● Work instructions
Your task is to extract every line from the material below exactly.

● Stored records
* * *

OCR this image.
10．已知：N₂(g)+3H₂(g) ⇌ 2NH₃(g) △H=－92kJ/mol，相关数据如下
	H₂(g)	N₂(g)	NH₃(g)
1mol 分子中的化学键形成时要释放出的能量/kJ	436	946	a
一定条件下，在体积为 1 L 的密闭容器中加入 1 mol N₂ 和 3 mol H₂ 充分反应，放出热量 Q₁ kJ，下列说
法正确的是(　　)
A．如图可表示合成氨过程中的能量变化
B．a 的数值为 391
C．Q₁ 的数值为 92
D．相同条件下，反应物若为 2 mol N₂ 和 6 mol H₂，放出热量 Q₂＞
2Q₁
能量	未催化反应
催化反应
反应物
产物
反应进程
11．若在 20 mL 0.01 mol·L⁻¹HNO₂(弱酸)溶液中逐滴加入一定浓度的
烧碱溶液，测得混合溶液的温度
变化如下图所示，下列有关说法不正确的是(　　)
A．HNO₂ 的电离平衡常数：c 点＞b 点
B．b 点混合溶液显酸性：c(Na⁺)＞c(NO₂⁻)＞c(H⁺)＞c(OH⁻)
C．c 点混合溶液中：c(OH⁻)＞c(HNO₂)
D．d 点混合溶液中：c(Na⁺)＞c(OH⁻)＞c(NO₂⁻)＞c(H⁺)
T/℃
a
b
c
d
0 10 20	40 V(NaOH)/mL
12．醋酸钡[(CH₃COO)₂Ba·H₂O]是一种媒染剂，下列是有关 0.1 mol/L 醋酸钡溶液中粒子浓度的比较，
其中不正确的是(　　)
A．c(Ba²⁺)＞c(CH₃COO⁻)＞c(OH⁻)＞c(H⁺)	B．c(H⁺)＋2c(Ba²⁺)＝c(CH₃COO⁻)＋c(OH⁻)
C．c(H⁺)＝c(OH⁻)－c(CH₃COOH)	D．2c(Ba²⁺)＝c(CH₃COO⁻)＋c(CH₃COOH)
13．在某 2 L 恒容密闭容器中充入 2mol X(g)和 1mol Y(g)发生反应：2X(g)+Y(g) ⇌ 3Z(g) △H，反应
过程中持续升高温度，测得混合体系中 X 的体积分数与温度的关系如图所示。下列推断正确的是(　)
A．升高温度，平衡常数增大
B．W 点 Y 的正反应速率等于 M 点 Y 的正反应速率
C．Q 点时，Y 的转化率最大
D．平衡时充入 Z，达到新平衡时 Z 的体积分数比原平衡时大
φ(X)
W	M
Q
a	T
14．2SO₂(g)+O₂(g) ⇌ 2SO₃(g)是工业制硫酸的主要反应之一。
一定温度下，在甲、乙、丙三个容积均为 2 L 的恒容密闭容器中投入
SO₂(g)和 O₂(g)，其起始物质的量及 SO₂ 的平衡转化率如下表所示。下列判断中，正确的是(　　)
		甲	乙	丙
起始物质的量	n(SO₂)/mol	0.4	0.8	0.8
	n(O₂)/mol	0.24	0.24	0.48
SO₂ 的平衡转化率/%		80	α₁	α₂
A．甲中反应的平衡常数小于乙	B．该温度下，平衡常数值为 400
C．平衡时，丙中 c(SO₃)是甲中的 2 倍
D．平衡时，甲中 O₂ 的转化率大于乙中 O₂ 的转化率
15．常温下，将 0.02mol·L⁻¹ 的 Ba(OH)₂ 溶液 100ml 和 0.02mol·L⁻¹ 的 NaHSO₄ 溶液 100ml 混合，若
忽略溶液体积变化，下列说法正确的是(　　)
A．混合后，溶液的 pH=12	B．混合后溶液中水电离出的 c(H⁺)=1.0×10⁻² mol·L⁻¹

* * *

● Solved problem
OCR this image.
10．已知：N₂(g)+3H₂(g) ⇌ 2NH₃(g) △H=－92kJ/mol，相关数据如下
	H₂(g)	N₂(g)	NH₃(g)
1mol 分子中的化学键形成时要释放出的能量/kJ	436	946	a
一定条件下，在体积为 1 L 的密闭容器中加入 1 mol N₂ 和 3 mol H₂ 充分反应，放出热量 Q₁ kJ，下列说
法正确的是(　　)
A．如图可表示合成氨过程中的能量变化
B．a 的数值为 391
C．Q₁ 的数值为 92
D．相同条件下，反应物若为 2 mol N₂ 和 6 mol H₂，放出热量 Q₂＞
2Q₁
能量	未催化反应
催化反应
反应物
产物
反应进程
11．若在 20 mL 0.01 mol·L⁻¹HNO₂(弱酸)溶液中逐滴加入一定浓度的
烧碱溶液，测得混合溶液的温度
变化如下图所示，下列有关说法不正确的是(　　)
A．HNO₂ 的电离平衡常数：c 点＞b 点
B．b 点混合溶液显酸性：c(Na⁺)＞c(NO₂⁻)＞c(H⁺)＞c(OH⁻)
C．c 点混合溶液中：c(OH⁻)＞c(HNO₂)
D．d 点混合溶液中：c(Na⁺)＞c(OH⁻)＞c(NO₂⁻)＞c(H⁺)
T/℃
a
b
c
d
0 10 20	40 V(NaOH)/mL
12．醋酸钡[(CH₃COO)₂Ba·H₂O]是一种媒染剂，下列是有关 0.1 mol/L 醋酸钡溶液中粒子浓度的比较，
其中不正确的是(　　)
A．c(Ba²⁺)＞c(CH₃COO⁻)＞c(OH⁻)＞c(H⁺)	B．c(H⁺)＋2c(Ba²⁺)＝c(CH₃COO⁻)＋c(OH⁻)
C．c(H⁺)＝c(OH⁻)－c(CH₃COOH)	D．2c(Ba²⁺)＝c(CH₃COO⁻)＋c(CH₃COOH)
13．在某 2 L 恒容密闭容器中充入 2mol X(g)和 1mol Y(g)发生反应：2X(g)+Y(g) ⇌ 3Z(g) △H，反应
过程中持续升高温度，测得混合体系中 X 的体积分数与温度的关系如图所示。下列推断正确的是(　)
A．升高温度，平衡常数增大
B．W 点 Y 的正反应速率等于 M 点 Y 的正反应速率
C．Q 点时，Y 的转化率最大
D．平衡时充入 Z，达到新平衡时 Z 的体积分数比原平衡时大
φ(X)
W	M
Q
a	T
14．2SO₂(g)+O₂(g) ⇌ 2SO₃(g)是工业制硫酸的主要反应之一。
一定温度下，在甲、乙、丙三个容积均为 2 L 的恒容密闭容器中投入
SO₂(g)和 O₂(g)，其起始物质的量及 SO₂ 的平衡转化率如下表所示。下列判断中，正确的是(　　)
		甲	乙	丙
起始物质的量	n(SO₂)/mol	0.4	0.8	0.8
	n(O₂)/mol	0.24	0.24	0.48
SO₂ 的平衡转化率/%		80	α₁	α₂
A．甲中反应的平衡常数小于乙	B．该温度下，平衡常数值为 400
C．平衡时，丙中 c(SO₃)是甲中的 2 倍
D．平衡时，甲中 O₂ 的转化率大于乙中 O₂ 的转化率
15．常温下，将 0.02mol·L⁻¹ 的 Ba(OH)₂ 溶液 100ml 和 0.02mol·L⁻¹ 的 NaHSO₄ 溶液 100ml 混合，若
忽略溶液体积变化，下列说法正确的是(　　)
A．混合后，溶液的 pH=12	B．混合后溶液中水电离出的 c(H⁺)=1.0×10⁻² mol·L⁻¹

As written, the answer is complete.